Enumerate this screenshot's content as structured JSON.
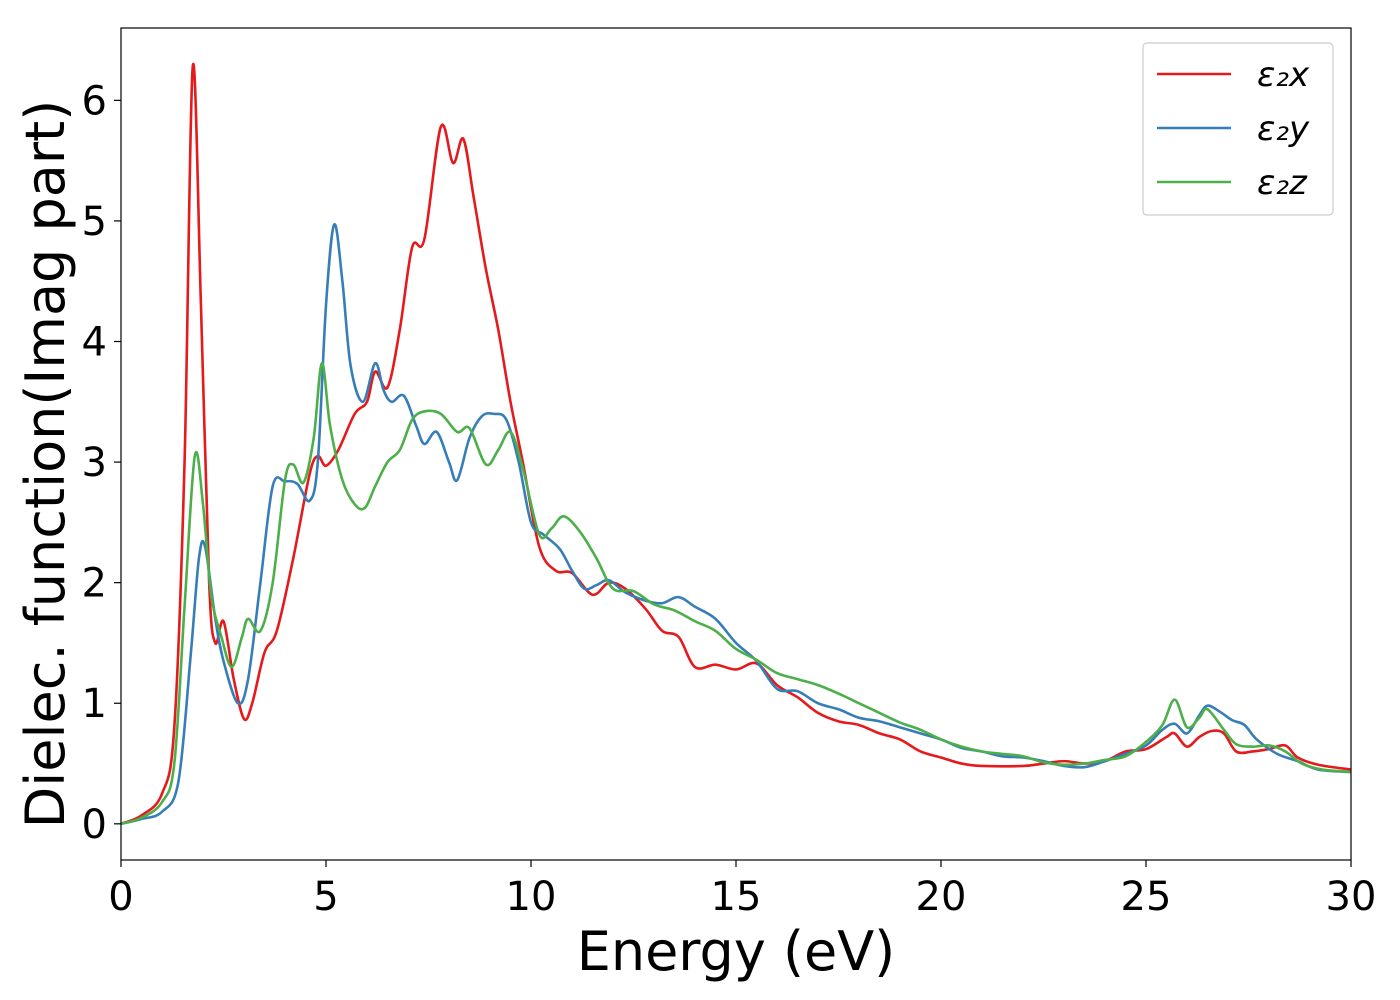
{
  "chart_data": {
    "type": "line",
    "xlabel": "Energy (eV)",
    "ylabel": "Dielec. function(Imag part)",
    "xlim": [
      0,
      30
    ],
    "ylim": [
      -0.3,
      6.6
    ],
    "xticks": [
      0,
      5,
      10,
      15,
      20,
      25,
      30
    ],
    "yticks": [
      0,
      1,
      2,
      3,
      4,
      5,
      6
    ],
    "legend_position": "top-right",
    "grid": false,
    "series": [
      {
        "name": "ε₂x",
        "color": "#e41a1c",
        "points": [
          [
            0,
            0
          ],
          [
            0.5,
            0.07
          ],
          [
            1.0,
            0.25
          ],
          [
            1.3,
            0.8
          ],
          [
            1.55,
            3.0
          ],
          [
            1.75,
            6.28
          ],
          [
            1.95,
            4.3
          ],
          [
            2.15,
            2.0
          ],
          [
            2.3,
            1.5
          ],
          [
            2.5,
            1.68
          ],
          [
            2.75,
            1.2
          ],
          [
            3.0,
            0.87
          ],
          [
            3.2,
            1.0
          ],
          [
            3.5,
            1.42
          ],
          [
            3.8,
            1.6
          ],
          [
            4.2,
            2.2
          ],
          [
            4.6,
            2.9
          ],
          [
            4.8,
            3.05
          ],
          [
            5.0,
            2.97
          ],
          [
            5.3,
            3.1
          ],
          [
            5.7,
            3.4
          ],
          [
            6.0,
            3.5
          ],
          [
            6.2,
            3.75
          ],
          [
            6.5,
            3.62
          ],
          [
            6.8,
            4.1
          ],
          [
            7.1,
            4.78
          ],
          [
            7.4,
            4.85
          ],
          [
            7.8,
            5.78
          ],
          [
            8.1,
            5.48
          ],
          [
            8.35,
            5.68
          ],
          [
            8.6,
            5.2
          ],
          [
            8.9,
            4.6
          ],
          [
            9.2,
            4.1
          ],
          [
            9.5,
            3.5
          ],
          [
            9.8,
            3.0
          ],
          [
            10.2,
            2.3
          ],
          [
            10.6,
            2.1
          ],
          [
            11.0,
            2.08
          ],
          [
            11.5,
            1.9
          ],
          [
            11.9,
            2.0
          ],
          [
            12.3,
            1.95
          ],
          [
            12.8,
            1.78
          ],
          [
            13.2,
            1.6
          ],
          [
            13.6,
            1.55
          ],
          [
            14.0,
            1.3
          ],
          [
            14.5,
            1.32
          ],
          [
            15.0,
            1.28
          ],
          [
            15.5,
            1.33
          ],
          [
            16.0,
            1.15
          ],
          [
            16.5,
            1.05
          ],
          [
            17.0,
            0.92
          ],
          [
            17.5,
            0.85
          ],
          [
            18.0,
            0.82
          ],
          [
            18.5,
            0.75
          ],
          [
            19.0,
            0.7
          ],
          [
            19.5,
            0.6
          ],
          [
            20.0,
            0.55
          ],
          [
            20.5,
            0.5
          ],
          [
            21.0,
            0.48
          ],
          [
            22.0,
            0.48
          ],
          [
            22.5,
            0.5
          ],
          [
            23.0,
            0.52
          ],
          [
            23.5,
            0.5
          ],
          [
            24.0,
            0.52
          ],
          [
            24.5,
            0.6
          ],
          [
            25.0,
            0.62
          ],
          [
            25.5,
            0.72
          ],
          [
            25.7,
            0.75
          ],
          [
            26.0,
            0.64
          ],
          [
            26.3,
            0.72
          ],
          [
            26.6,
            0.77
          ],
          [
            26.9,
            0.75
          ],
          [
            27.2,
            0.6
          ],
          [
            27.6,
            0.6
          ],
          [
            28.0,
            0.62
          ],
          [
            28.4,
            0.65
          ],
          [
            28.7,
            0.55
          ],
          [
            29.2,
            0.49
          ],
          [
            30.0,
            0.45
          ]
        ]
      },
      {
        "name": "ε₂y",
        "color": "#377eb8",
        "points": [
          [
            0,
            0
          ],
          [
            0.5,
            0.04
          ],
          [
            1.0,
            0.1
          ],
          [
            1.4,
            0.35
          ],
          [
            1.7,
            1.4
          ],
          [
            1.9,
            2.2
          ],
          [
            2.05,
            2.3
          ],
          [
            2.3,
            1.7
          ],
          [
            2.5,
            1.35
          ],
          [
            2.85,
            1.0
          ],
          [
            3.1,
            1.2
          ],
          [
            3.4,
            2.0
          ],
          [
            3.7,
            2.8
          ],
          [
            4.0,
            2.84
          ],
          [
            4.3,
            2.82
          ],
          [
            4.6,
            2.68
          ],
          [
            4.8,
            3.0
          ],
          [
            5.0,
            4.3
          ],
          [
            5.2,
            4.97
          ],
          [
            5.4,
            4.5
          ],
          [
            5.6,
            3.8
          ],
          [
            5.9,
            3.5
          ],
          [
            6.2,
            3.82
          ],
          [
            6.4,
            3.6
          ],
          [
            6.6,
            3.5
          ],
          [
            6.9,
            3.55
          ],
          [
            7.2,
            3.3
          ],
          [
            7.4,
            3.15
          ],
          [
            7.7,
            3.25
          ],
          [
            8.0,
            3.0
          ],
          [
            8.2,
            2.85
          ],
          [
            8.5,
            3.2
          ],
          [
            8.8,
            3.38
          ],
          [
            9.1,
            3.4
          ],
          [
            9.4,
            3.35
          ],
          [
            9.7,
            3.0
          ],
          [
            10.0,
            2.5
          ],
          [
            10.3,
            2.4
          ],
          [
            10.7,
            2.28
          ],
          [
            11.0,
            2.1
          ],
          [
            11.3,
            1.95
          ],
          [
            11.6,
            1.98
          ],
          [
            11.9,
            2.02
          ],
          [
            12.3,
            1.92
          ],
          [
            12.8,
            1.85
          ],
          [
            13.2,
            1.83
          ],
          [
            13.6,
            1.88
          ],
          [
            14.0,
            1.8
          ],
          [
            14.5,
            1.7
          ],
          [
            15.0,
            1.5
          ],
          [
            15.5,
            1.35
          ],
          [
            16.0,
            1.12
          ],
          [
            16.5,
            1.1
          ],
          [
            17.0,
            1.0
          ],
          [
            17.5,
            0.95
          ],
          [
            18.0,
            0.88
          ],
          [
            18.5,
            0.85
          ],
          [
            19.0,
            0.8
          ],
          [
            19.5,
            0.75
          ],
          [
            20.0,
            0.7
          ],
          [
            20.5,
            0.63
          ],
          [
            21.0,
            0.6
          ],
          [
            21.5,
            0.56
          ],
          [
            22.0,
            0.55
          ],
          [
            22.5,
            0.52
          ],
          [
            23.0,
            0.48
          ],
          [
            23.5,
            0.47
          ],
          [
            24.0,
            0.52
          ],
          [
            24.5,
            0.58
          ],
          [
            25.0,
            0.65
          ],
          [
            25.4,
            0.78
          ],
          [
            25.7,
            0.83
          ],
          [
            26.0,
            0.75
          ],
          [
            26.3,
            0.9
          ],
          [
            26.5,
            0.98
          ],
          [
            26.8,
            0.93
          ],
          [
            27.1,
            0.86
          ],
          [
            27.4,
            0.82
          ],
          [
            27.7,
            0.7
          ],
          [
            28.2,
            0.58
          ],
          [
            28.7,
            0.52
          ],
          [
            29.2,
            0.45
          ],
          [
            30.0,
            0.43
          ]
        ]
      },
      {
        "name": "ε₂z",
        "color": "#4daf4a",
        "points": [
          [
            0,
            0
          ],
          [
            0.5,
            0.05
          ],
          [
            1.0,
            0.18
          ],
          [
            1.3,
            0.5
          ],
          [
            1.55,
            1.8
          ],
          [
            1.8,
            3.05
          ],
          [
            2.0,
            2.65
          ],
          [
            2.2,
            1.9
          ],
          [
            2.45,
            1.55
          ],
          [
            2.7,
            1.3
          ],
          [
            2.95,
            1.55
          ],
          [
            3.1,
            1.7
          ],
          [
            3.4,
            1.6
          ],
          [
            3.7,
            2.0
          ],
          [
            4.0,
            2.85
          ],
          [
            4.2,
            2.98
          ],
          [
            4.45,
            2.83
          ],
          [
            4.7,
            3.2
          ],
          [
            4.9,
            3.82
          ],
          [
            5.1,
            3.3
          ],
          [
            5.4,
            2.85
          ],
          [
            5.7,
            2.65
          ],
          [
            5.95,
            2.62
          ],
          [
            6.2,
            2.8
          ],
          [
            6.5,
            3.0
          ],
          [
            6.8,
            3.1
          ],
          [
            7.1,
            3.35
          ],
          [
            7.4,
            3.42
          ],
          [
            7.8,
            3.4
          ],
          [
            8.2,
            3.25
          ],
          [
            8.5,
            3.28
          ],
          [
            8.9,
            2.98
          ],
          [
            9.2,
            3.1
          ],
          [
            9.5,
            3.25
          ],
          [
            9.8,
            2.95
          ],
          [
            10.2,
            2.4
          ],
          [
            10.5,
            2.45
          ],
          [
            10.8,
            2.55
          ],
          [
            11.2,
            2.42
          ],
          [
            11.6,
            2.2
          ],
          [
            12.0,
            1.95
          ],
          [
            12.5,
            1.93
          ],
          [
            13.0,
            1.82
          ],
          [
            13.5,
            1.77
          ],
          [
            14.0,
            1.68
          ],
          [
            14.5,
            1.6
          ],
          [
            15.0,
            1.45
          ],
          [
            15.5,
            1.36
          ],
          [
            16.0,
            1.25
          ],
          [
            16.5,
            1.2
          ],
          [
            17.0,
            1.15
          ],
          [
            17.5,
            1.08
          ],
          [
            18.0,
            1.0
          ],
          [
            18.5,
            0.92
          ],
          [
            19.0,
            0.84
          ],
          [
            19.5,
            0.78
          ],
          [
            20.0,
            0.7
          ],
          [
            20.5,
            0.64
          ],
          [
            21.0,
            0.6
          ],
          [
            21.5,
            0.58
          ],
          [
            22.0,
            0.56
          ],
          [
            22.5,
            0.51
          ],
          [
            23.0,
            0.49
          ],
          [
            23.5,
            0.5
          ],
          [
            24.0,
            0.53
          ],
          [
            24.5,
            0.56
          ],
          [
            25.0,
            0.68
          ],
          [
            25.4,
            0.82
          ],
          [
            25.7,
            1.03
          ],
          [
            26.0,
            0.8
          ],
          [
            26.3,
            0.88
          ],
          [
            26.5,
            0.95
          ],
          [
            26.9,
            0.78
          ],
          [
            27.2,
            0.66
          ],
          [
            27.6,
            0.64
          ],
          [
            28.0,
            0.65
          ],
          [
            28.4,
            0.6
          ],
          [
            28.8,
            0.5
          ],
          [
            29.3,
            0.45
          ],
          [
            30.0,
            0.43
          ]
        ]
      }
    ]
  }
}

Stated task | Only the count is wanted: report how many lines of the material above hold the word "color".

Result | 3